— Begin Data supplied —

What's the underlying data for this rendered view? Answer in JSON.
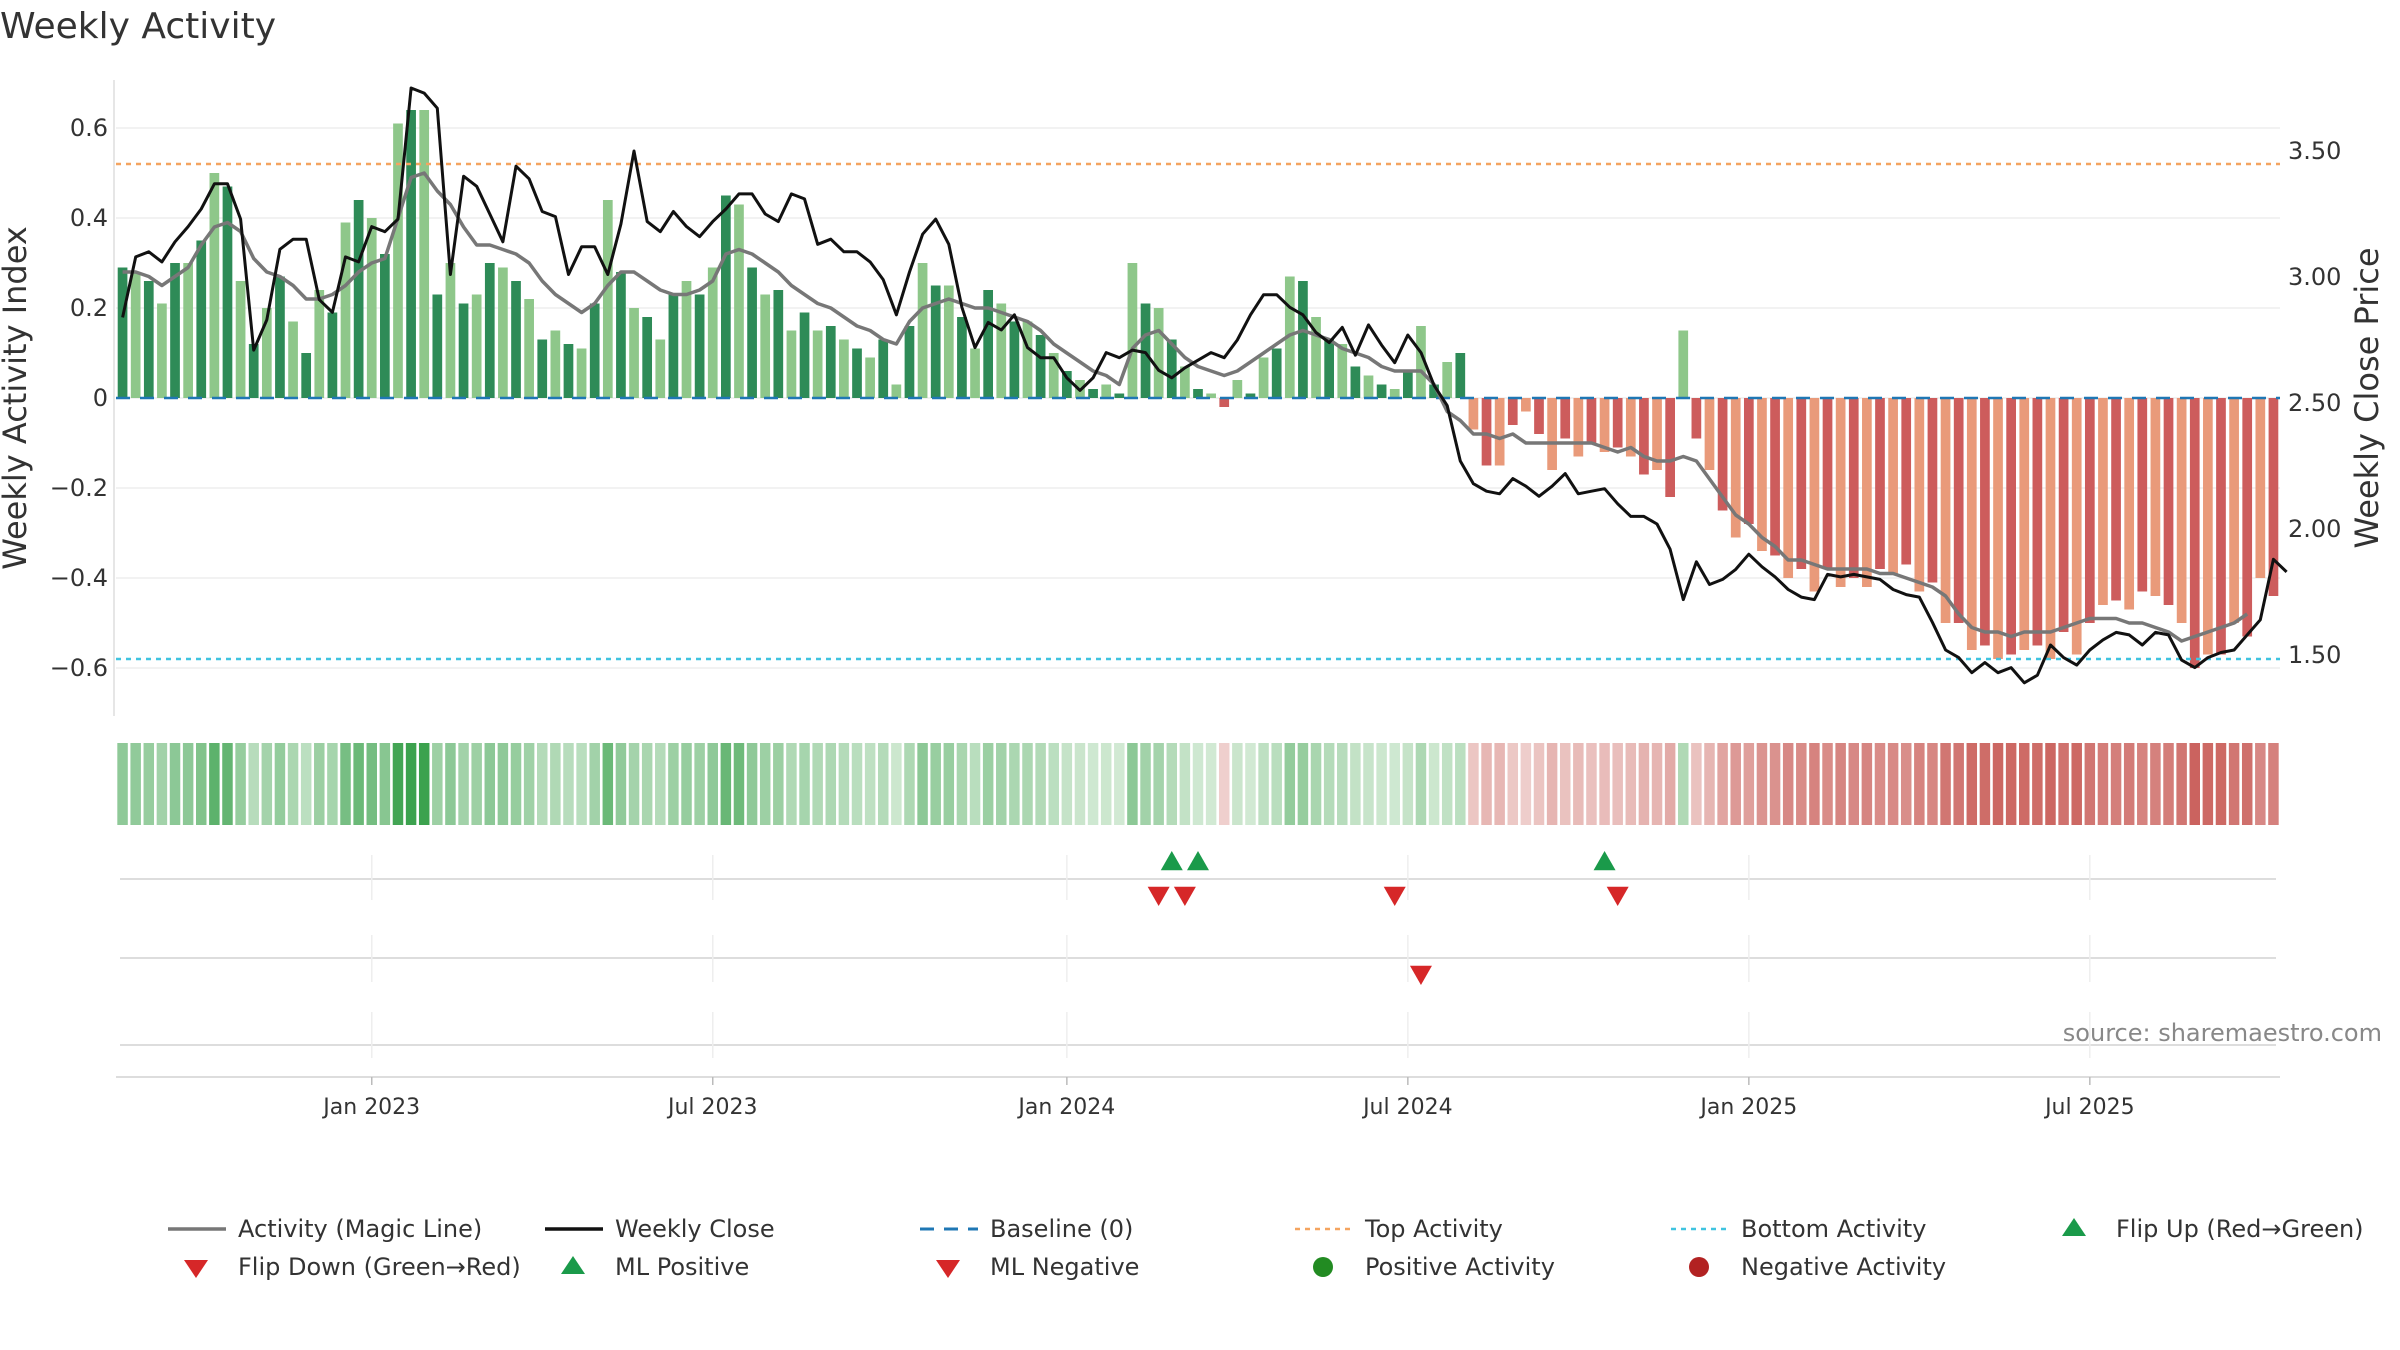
{
  "title": "Weekly Activity",
  "source": "source: sharemaestro.com",
  "colors": {
    "pos_dark": "#2e8b57",
    "pos_light": "#8ec78a",
    "neg_dark": "#cd5c5c",
    "neg_light": "#e99a7a",
    "magic_line": "#777777",
    "close_line": "#111111",
    "baseline": "#1f77b4",
    "top": "#f4a460",
    "bottom": "#40c4e0",
    "flip_up": "#1a9a4a",
    "flip_down": "#d62728",
    "pos_dot": "#228b22",
    "neg_dot": "#b22222"
  },
  "chart_data": {
    "type": "bar",
    "ylabel_left": "Weekly Activity Index",
    "ylabel_right": "Weekly Close Price",
    "ylim_left": [
      -0.7,
      0.7
    ],
    "ylim_right": [
      1.27,
      3.77
    ],
    "yticks_left": [
      "0.6",
      "0.4",
      "0.2",
      "0",
      "−0.2",
      "−0.4",
      "−0.6"
    ],
    "yticks_left_values": [
      0.6,
      0.4,
      0.2,
      0,
      -0.2,
      -0.4,
      -0.6
    ],
    "yticks_right": [
      "3.50",
      "3.00",
      "2.50",
      "2.00",
      "1.50"
    ],
    "yticks_right_values": [
      3.5,
      3.0,
      2.5,
      2.0,
      1.5
    ],
    "xticks": [
      "Jan 2023",
      "Jul 2023",
      "Jan 2024",
      "Jul 2024",
      "Jan 2025",
      "Jul 2025"
    ],
    "xticks_week_index": [
      19,
      45,
      72,
      98,
      124,
      150
    ],
    "top_activity": 0.52,
    "bottom_activity": -0.58,
    "baseline": 0,
    "series": [
      {
        "name": "Weekly Activity Index (bars)",
        "values": [
          0.29,
          0.28,
          0.26,
          0.21,
          0.3,
          0.3,
          0.35,
          0.5,
          0.47,
          0.26,
          0.12,
          0.2,
          0.27,
          0.17,
          0.1,
          0.24,
          0.19,
          0.39,
          0.44,
          0.4,
          0.32,
          0.61,
          0.64,
          0.64,
          0.23,
          0.3,
          0.21,
          0.23,
          0.3,
          0.29,
          0.26,
          0.22,
          0.13,
          0.15,
          0.12,
          0.11,
          0.21,
          0.44,
          0.28,
          0.2,
          0.18,
          0.13,
          0.23,
          0.26,
          0.23,
          0.29,
          0.45,
          0.43,
          0.29,
          0.23,
          0.24,
          0.15,
          0.19,
          0.15,
          0.16,
          0.13,
          0.11,
          0.09,
          0.13,
          0.03,
          0.16,
          0.3,
          0.25,
          0.25,
          0.18,
          0.11,
          0.24,
          0.21,
          0.17,
          0.17,
          0.14,
          0.1,
          0.06,
          0.04,
          0.02,
          0.03,
          0.01,
          0.3,
          0.21,
          0.2,
          0.13,
          0.07,
          0.02,
          0.01,
          -0.02,
          0.04,
          0.01,
          0.09,
          0.11,
          0.27,
          0.26,
          0.18,
          0.13,
          0.12,
          0.07,
          0.05,
          0.03,
          0.02,
          0.06,
          0.16,
          0.03,
          0.08,
          0.1,
          -0.07,
          -0.15,
          -0.15,
          -0.06,
          -0.03,
          -0.08,
          -0.16,
          -0.09,
          -0.13,
          -0.1,
          -0.12,
          -0.11,
          -0.13,
          -0.17,
          -0.16,
          -0.22,
          0.15,
          -0.09,
          -0.16,
          -0.25,
          -0.31,
          -0.28,
          -0.34,
          -0.35,
          -0.4,
          -0.38,
          -0.43,
          -0.38,
          -0.42,
          -0.4,
          -0.42,
          -0.38,
          -0.39,
          -0.37,
          -0.43,
          -0.41,
          -0.5,
          -0.5,
          -0.56,
          -0.55,
          -0.58,
          -0.57,
          -0.56,
          -0.55,
          -0.58,
          -0.52,
          -0.57,
          -0.5,
          -0.46,
          -0.45,
          -0.47,
          -0.43,
          -0.44,
          -0.46,
          -0.5,
          -0.6,
          -0.57,
          -0.57,
          -0.5,
          -0.53,
          -0.4,
          -0.44
        ]
      },
      {
        "name": "Activity (Magic Line)",
        "values": [
          0.28,
          0.28,
          0.27,
          0.25,
          0.27,
          0.29,
          0.34,
          0.38,
          0.39,
          0.37,
          0.31,
          0.28,
          0.27,
          0.25,
          0.22,
          0.22,
          0.23,
          0.25,
          0.28,
          0.3,
          0.31,
          0.4,
          0.49,
          0.5,
          0.46,
          0.43,
          0.38,
          0.34,
          0.34,
          0.33,
          0.32,
          0.3,
          0.26,
          0.23,
          0.21,
          0.19,
          0.21,
          0.25,
          0.28,
          0.28,
          0.26,
          0.24,
          0.23,
          0.23,
          0.24,
          0.26,
          0.32,
          0.33,
          0.32,
          0.3,
          0.28,
          0.25,
          0.23,
          0.21,
          0.2,
          0.18,
          0.16,
          0.15,
          0.13,
          0.12,
          0.17,
          0.2,
          0.21,
          0.22,
          0.21,
          0.2,
          0.2,
          0.19,
          0.18,
          0.17,
          0.15,
          0.12,
          0.1,
          0.08,
          0.06,
          0.05,
          0.03,
          0.11,
          0.14,
          0.15,
          0.12,
          0.09,
          0.07,
          0.06,
          0.05,
          0.06,
          0.08,
          0.1,
          0.12,
          0.14,
          0.15,
          0.14,
          0.13,
          0.11,
          0.1,
          0.09,
          0.07,
          0.06,
          0.06,
          0.06,
          0.03,
          -0.03,
          -0.05,
          -0.08,
          -0.08,
          -0.09,
          -0.08,
          -0.1,
          -0.1,
          -0.1,
          -0.1,
          -0.1,
          -0.1,
          -0.11,
          -0.12,
          -0.11,
          -0.13,
          -0.14,
          -0.14,
          -0.13,
          -0.14,
          -0.18,
          -0.22,
          -0.26,
          -0.28,
          -0.31,
          -0.33,
          -0.36,
          -0.36,
          -0.37,
          -0.38,
          -0.38,
          -0.38,
          -0.38,
          -0.39,
          -0.39,
          -0.4,
          -0.41,
          -0.42,
          -0.44,
          -0.48,
          -0.51,
          -0.52,
          -0.52,
          -0.53,
          -0.52,
          -0.52,
          -0.52,
          -0.51,
          -0.5,
          -0.49,
          -0.49,
          -0.49,
          -0.5,
          -0.5,
          -0.51,
          -0.52,
          -0.54,
          -0.53,
          -0.52,
          -0.51,
          -0.5,
          -0.48
        ]
      },
      {
        "name": "Weekly Close",
        "values": [
          2.84,
          3.08,
          3.1,
          3.06,
          3.14,
          3.2,
          3.27,
          3.37,
          3.37,
          3.23,
          2.71,
          2.83,
          3.11,
          3.15,
          3.15,
          2.91,
          2.86,
          3.08,
          3.06,
          3.2,
          3.18,
          3.23,
          3.75,
          3.73,
          3.67,
          3.01,
          3.4,
          3.36,
          3.25,
          3.14,
          3.44,
          3.39,
          3.26,
          3.24,
          3.01,
          3.12,
          3.12,
          3.01,
          3.21,
          3.5,
          3.22,
          3.18,
          3.26,
          3.2,
          3.16,
          3.22,
          3.27,
          3.33,
          3.33,
          3.25,
          3.22,
          3.33,
          3.31,
          3.13,
          3.15,
          3.1,
          3.1,
          3.06,
          2.99,
          2.85,
          3.02,
          3.17,
          3.23,
          3.13,
          2.88,
          2.72,
          2.82,
          2.79,
          2.85,
          2.72,
          2.68,
          2.68,
          2.6,
          2.55,
          2.6,
          2.7,
          2.68,
          2.71,
          2.7,
          2.63,
          2.6,
          2.64,
          2.67,
          2.7,
          2.68,
          2.75,
          2.85,
          2.93,
          2.93,
          2.88,
          2.85,
          2.78,
          2.74,
          2.8,
          2.69,
          2.81,
          2.73,
          2.66,
          2.77,
          2.7,
          2.57,
          2.49,
          2.27,
          2.18,
          2.15,
          2.14,
          2.2,
          2.17,
          2.13,
          2.17,
          2.22,
          2.14,
          2.15,
          2.16,
          2.1,
          2.05,
          2.05,
          2.02,
          1.92,
          1.72,
          1.87,
          1.78,
          1.8,
          1.84,
          1.9,
          1.85,
          1.81,
          1.76,
          1.73,
          1.72,
          1.82,
          1.81,
          1.82,
          1.81,
          1.8,
          1.76,
          1.74,
          1.73,
          1.63,
          1.52,
          1.49,
          1.43,
          1.47,
          1.43,
          1.45,
          1.39,
          1.42,
          1.54,
          1.49,
          1.46,
          1.52,
          1.56,
          1.59,
          1.58,
          1.54,
          1.59,
          1.58,
          1.48,
          1.45,
          1.49,
          1.51,
          1.52,
          1.58,
          1.64,
          1.88,
          1.83
        ]
      }
    ],
    "heat_strip_activity": "same as bars",
    "flip_up_weeks": [
      80,
      82,
      113
    ],
    "flip_down_weeks": [
      79,
      81,
      97,
      114
    ],
    "ml_negative_weeks": [
      99
    ],
    "ml_positive_weeks": []
  },
  "legend": [
    {
      "key": "magic",
      "label": "Activity (Magic Line)"
    },
    {
      "key": "close",
      "label": "Weekly Close"
    },
    {
      "key": "baseline",
      "label": "Baseline (0)"
    },
    {
      "key": "top",
      "label": "Top Activity"
    },
    {
      "key": "bottom",
      "label": "Bottom Activity"
    },
    {
      "key": "flipup",
      "label": "Flip Up (Red→Green)"
    },
    {
      "key": "flipdown",
      "label": "Flip Down (Green→Red)"
    },
    {
      "key": "mlpos",
      "label": "ML Positive"
    },
    {
      "key": "mlneg",
      "label": "ML Negative"
    },
    {
      "key": "posact",
      "label": "Positive Activity"
    },
    {
      "key": "negact",
      "label": "Negative Activity"
    }
  ]
}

— End Data supplied —

From the entries above, copy out every line where the string "name" appears.

Result of the exercise:
        "name": "Weekly Activity Index (bars)",
        "name": "Activity (Magic Line)",
        "name": "Weekly Close",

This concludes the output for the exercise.